Problem requirements:
Sort through the entries below and pull out lines containing the word "Tuner".
··· Task material ···
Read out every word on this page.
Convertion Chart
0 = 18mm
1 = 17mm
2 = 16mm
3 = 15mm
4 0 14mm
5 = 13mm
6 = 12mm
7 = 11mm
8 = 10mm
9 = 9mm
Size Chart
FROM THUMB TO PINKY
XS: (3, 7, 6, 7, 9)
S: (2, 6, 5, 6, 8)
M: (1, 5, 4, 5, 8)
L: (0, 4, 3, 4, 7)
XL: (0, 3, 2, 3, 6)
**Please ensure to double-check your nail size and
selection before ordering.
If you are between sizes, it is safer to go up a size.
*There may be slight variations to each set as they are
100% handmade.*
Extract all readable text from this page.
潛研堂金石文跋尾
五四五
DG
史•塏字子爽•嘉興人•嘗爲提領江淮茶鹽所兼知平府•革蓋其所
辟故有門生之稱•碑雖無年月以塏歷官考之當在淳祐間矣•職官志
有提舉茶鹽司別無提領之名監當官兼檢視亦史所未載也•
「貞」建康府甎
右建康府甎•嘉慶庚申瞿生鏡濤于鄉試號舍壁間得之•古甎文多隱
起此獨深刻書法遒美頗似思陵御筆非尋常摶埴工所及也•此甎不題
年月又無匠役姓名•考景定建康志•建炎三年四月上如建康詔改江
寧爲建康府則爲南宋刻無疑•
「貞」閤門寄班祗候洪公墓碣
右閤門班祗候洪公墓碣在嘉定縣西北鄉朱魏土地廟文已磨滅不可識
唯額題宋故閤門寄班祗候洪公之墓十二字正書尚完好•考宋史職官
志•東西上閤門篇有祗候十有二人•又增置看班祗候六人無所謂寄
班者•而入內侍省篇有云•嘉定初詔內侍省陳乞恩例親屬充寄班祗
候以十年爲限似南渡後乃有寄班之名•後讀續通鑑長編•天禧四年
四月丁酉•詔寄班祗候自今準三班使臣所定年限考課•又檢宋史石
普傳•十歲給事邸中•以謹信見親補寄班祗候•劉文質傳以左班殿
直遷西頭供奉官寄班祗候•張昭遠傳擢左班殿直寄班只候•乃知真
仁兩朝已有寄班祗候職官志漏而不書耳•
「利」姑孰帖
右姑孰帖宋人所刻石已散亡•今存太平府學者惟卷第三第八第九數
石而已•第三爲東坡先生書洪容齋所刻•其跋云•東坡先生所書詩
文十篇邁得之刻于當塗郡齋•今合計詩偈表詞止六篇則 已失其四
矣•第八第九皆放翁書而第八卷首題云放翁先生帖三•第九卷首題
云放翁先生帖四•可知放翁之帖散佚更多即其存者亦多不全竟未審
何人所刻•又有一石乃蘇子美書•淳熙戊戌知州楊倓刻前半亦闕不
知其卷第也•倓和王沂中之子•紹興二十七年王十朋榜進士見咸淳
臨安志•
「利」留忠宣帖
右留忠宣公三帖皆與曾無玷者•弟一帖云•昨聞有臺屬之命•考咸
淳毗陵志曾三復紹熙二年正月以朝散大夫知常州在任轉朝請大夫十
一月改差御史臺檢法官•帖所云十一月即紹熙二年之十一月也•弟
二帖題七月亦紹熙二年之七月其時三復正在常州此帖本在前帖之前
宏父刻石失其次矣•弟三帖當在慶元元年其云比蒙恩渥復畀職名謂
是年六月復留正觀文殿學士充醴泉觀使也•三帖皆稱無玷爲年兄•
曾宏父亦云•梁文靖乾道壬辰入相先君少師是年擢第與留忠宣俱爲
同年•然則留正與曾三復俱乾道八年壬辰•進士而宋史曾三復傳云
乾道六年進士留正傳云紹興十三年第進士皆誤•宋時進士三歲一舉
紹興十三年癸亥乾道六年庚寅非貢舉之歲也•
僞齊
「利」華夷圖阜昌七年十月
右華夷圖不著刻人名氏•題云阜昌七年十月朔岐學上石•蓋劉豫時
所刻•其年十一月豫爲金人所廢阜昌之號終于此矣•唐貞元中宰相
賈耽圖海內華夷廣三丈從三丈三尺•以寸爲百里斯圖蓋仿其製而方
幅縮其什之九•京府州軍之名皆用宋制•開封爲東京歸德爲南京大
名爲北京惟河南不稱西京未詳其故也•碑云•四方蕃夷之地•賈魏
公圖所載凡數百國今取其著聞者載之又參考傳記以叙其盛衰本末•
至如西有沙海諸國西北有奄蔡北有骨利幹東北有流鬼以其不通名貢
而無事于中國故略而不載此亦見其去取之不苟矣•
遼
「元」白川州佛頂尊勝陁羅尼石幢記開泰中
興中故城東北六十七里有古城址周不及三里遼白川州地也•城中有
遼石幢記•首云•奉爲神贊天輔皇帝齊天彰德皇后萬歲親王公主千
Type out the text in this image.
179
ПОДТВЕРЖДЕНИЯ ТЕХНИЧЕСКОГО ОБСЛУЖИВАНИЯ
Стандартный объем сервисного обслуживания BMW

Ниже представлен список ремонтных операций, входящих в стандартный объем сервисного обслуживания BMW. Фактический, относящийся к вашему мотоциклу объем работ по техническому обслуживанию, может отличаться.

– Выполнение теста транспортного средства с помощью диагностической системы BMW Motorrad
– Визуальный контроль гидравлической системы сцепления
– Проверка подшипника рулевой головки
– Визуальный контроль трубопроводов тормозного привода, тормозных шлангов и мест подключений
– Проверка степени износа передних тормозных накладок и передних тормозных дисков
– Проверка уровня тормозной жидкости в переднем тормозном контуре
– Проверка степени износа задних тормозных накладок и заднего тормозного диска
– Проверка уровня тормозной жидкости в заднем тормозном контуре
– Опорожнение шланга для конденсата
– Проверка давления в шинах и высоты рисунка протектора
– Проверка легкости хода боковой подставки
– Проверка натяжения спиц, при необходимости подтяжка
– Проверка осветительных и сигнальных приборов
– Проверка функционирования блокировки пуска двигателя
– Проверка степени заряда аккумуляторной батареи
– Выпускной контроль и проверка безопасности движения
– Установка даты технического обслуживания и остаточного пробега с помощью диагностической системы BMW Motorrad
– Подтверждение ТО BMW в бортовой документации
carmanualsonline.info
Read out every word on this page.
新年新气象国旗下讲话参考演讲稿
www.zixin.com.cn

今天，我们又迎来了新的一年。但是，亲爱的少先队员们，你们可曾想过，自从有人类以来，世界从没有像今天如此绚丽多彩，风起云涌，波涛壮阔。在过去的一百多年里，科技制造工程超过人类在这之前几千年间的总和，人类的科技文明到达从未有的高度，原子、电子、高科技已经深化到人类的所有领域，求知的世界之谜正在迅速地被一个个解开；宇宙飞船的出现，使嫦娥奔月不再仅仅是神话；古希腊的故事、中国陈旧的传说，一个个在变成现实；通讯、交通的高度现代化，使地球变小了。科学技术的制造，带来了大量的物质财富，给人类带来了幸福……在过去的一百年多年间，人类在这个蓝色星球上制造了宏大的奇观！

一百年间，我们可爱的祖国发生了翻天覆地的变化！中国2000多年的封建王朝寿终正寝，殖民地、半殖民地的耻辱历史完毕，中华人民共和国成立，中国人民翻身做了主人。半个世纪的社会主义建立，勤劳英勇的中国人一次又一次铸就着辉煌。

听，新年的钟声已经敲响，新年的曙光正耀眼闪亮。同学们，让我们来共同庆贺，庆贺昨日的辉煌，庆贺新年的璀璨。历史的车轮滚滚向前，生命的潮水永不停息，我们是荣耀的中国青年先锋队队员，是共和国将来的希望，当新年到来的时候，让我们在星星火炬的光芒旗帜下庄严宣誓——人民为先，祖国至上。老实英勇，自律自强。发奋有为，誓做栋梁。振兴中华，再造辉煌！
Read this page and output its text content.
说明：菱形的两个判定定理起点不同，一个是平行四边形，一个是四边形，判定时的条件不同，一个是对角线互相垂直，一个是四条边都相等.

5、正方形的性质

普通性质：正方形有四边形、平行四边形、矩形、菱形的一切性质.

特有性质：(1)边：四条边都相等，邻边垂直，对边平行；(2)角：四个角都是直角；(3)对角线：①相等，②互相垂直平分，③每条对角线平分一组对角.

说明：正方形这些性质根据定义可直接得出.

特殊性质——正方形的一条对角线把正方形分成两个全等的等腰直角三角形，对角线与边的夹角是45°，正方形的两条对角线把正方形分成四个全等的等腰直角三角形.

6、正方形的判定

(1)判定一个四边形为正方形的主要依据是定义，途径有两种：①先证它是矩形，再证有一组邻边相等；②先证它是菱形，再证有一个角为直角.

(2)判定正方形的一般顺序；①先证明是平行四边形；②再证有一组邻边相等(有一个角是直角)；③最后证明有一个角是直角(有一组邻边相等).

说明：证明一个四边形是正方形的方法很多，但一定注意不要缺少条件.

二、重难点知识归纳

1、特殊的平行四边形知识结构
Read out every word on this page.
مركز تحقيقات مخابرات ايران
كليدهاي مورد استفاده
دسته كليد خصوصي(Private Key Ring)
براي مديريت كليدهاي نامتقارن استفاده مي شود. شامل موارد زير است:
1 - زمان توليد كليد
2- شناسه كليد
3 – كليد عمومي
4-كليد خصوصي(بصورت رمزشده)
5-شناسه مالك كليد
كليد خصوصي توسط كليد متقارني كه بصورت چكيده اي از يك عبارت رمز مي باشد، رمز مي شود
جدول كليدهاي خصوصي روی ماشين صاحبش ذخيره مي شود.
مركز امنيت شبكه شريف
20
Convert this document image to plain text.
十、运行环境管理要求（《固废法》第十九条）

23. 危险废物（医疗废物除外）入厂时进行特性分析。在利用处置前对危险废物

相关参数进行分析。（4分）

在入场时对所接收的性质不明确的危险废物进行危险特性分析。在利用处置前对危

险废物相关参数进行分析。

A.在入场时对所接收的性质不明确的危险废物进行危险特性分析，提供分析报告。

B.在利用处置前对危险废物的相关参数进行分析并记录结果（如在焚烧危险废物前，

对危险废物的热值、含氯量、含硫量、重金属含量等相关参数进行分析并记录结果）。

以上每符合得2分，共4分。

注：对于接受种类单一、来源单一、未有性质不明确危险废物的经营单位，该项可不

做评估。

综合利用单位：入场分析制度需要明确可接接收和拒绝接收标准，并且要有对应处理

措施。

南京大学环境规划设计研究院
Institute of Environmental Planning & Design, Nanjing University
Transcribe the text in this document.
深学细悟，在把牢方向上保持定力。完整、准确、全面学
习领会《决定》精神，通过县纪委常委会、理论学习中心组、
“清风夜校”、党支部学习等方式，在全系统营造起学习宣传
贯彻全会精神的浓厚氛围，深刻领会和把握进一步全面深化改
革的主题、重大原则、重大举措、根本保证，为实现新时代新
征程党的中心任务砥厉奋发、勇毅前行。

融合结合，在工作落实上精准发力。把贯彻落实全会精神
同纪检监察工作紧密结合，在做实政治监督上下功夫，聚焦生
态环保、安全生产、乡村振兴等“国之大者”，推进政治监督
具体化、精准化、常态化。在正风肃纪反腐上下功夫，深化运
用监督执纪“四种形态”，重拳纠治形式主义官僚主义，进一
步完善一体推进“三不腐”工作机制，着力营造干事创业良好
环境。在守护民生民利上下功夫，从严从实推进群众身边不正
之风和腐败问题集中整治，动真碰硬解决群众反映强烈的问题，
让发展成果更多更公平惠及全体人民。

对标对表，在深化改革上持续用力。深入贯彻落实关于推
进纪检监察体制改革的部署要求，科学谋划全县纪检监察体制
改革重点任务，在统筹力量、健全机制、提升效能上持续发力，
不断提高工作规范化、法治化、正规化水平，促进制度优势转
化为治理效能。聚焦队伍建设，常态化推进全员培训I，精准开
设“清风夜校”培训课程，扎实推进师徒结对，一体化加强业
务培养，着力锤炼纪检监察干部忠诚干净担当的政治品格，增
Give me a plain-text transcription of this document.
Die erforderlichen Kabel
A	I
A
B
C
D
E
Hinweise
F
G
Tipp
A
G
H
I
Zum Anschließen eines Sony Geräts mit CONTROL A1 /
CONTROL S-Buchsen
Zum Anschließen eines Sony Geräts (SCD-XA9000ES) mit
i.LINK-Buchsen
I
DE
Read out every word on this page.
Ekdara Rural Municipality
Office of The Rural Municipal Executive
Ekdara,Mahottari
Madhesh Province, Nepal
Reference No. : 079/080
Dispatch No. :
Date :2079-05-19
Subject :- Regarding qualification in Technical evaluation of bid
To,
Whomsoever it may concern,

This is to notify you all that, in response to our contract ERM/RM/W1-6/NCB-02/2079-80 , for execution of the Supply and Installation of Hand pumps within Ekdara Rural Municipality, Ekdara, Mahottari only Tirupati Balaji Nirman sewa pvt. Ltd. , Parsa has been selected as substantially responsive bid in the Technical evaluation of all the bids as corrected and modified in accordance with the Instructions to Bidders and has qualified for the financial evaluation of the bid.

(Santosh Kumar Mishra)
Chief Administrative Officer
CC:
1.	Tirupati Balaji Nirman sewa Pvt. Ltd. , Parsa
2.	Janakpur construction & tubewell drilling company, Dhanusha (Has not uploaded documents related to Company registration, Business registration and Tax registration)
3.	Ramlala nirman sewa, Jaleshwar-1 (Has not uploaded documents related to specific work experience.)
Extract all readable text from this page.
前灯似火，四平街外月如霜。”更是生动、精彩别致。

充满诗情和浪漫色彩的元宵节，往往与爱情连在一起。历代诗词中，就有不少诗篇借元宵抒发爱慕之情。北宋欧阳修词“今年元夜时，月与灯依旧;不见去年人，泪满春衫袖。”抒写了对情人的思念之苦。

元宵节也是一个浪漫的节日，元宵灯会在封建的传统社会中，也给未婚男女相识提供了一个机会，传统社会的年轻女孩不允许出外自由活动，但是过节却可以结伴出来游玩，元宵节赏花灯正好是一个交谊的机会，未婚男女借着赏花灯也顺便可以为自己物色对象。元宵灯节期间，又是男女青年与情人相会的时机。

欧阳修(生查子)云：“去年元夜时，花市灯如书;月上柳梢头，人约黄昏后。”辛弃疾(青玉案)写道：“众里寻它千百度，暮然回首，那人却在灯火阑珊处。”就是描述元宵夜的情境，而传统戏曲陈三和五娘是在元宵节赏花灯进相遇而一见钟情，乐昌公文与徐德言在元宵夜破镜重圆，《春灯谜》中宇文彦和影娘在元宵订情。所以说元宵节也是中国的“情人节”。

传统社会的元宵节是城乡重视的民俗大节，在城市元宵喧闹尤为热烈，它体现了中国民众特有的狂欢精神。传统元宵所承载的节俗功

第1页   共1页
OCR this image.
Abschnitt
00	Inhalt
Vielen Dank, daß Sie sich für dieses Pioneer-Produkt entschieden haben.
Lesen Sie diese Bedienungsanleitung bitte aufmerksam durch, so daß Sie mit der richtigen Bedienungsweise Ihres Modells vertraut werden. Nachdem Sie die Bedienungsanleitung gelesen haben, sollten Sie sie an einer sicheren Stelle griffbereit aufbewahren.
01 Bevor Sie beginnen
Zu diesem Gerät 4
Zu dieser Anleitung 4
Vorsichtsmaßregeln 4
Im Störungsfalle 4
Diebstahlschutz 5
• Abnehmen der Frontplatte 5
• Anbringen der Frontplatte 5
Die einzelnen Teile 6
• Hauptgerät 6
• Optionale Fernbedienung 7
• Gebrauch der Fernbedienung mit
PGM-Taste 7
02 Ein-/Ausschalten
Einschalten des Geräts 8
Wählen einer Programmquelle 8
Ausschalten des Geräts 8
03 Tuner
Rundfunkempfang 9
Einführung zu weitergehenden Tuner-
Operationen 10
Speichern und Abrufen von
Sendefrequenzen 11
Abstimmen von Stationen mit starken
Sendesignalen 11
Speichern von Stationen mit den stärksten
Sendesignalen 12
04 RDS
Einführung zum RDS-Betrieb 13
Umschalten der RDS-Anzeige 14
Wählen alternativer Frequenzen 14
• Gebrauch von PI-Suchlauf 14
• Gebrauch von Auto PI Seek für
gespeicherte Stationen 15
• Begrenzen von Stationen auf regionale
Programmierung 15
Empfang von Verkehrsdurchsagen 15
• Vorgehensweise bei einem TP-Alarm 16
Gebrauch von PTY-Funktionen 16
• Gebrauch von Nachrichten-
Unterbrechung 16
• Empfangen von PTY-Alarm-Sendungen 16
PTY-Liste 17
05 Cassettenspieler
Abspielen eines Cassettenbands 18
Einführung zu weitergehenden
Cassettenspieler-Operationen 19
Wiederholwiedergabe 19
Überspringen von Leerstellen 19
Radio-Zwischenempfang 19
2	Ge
···
Right answer:
03 Tuner
Einführung zu weitergehenden Tuner-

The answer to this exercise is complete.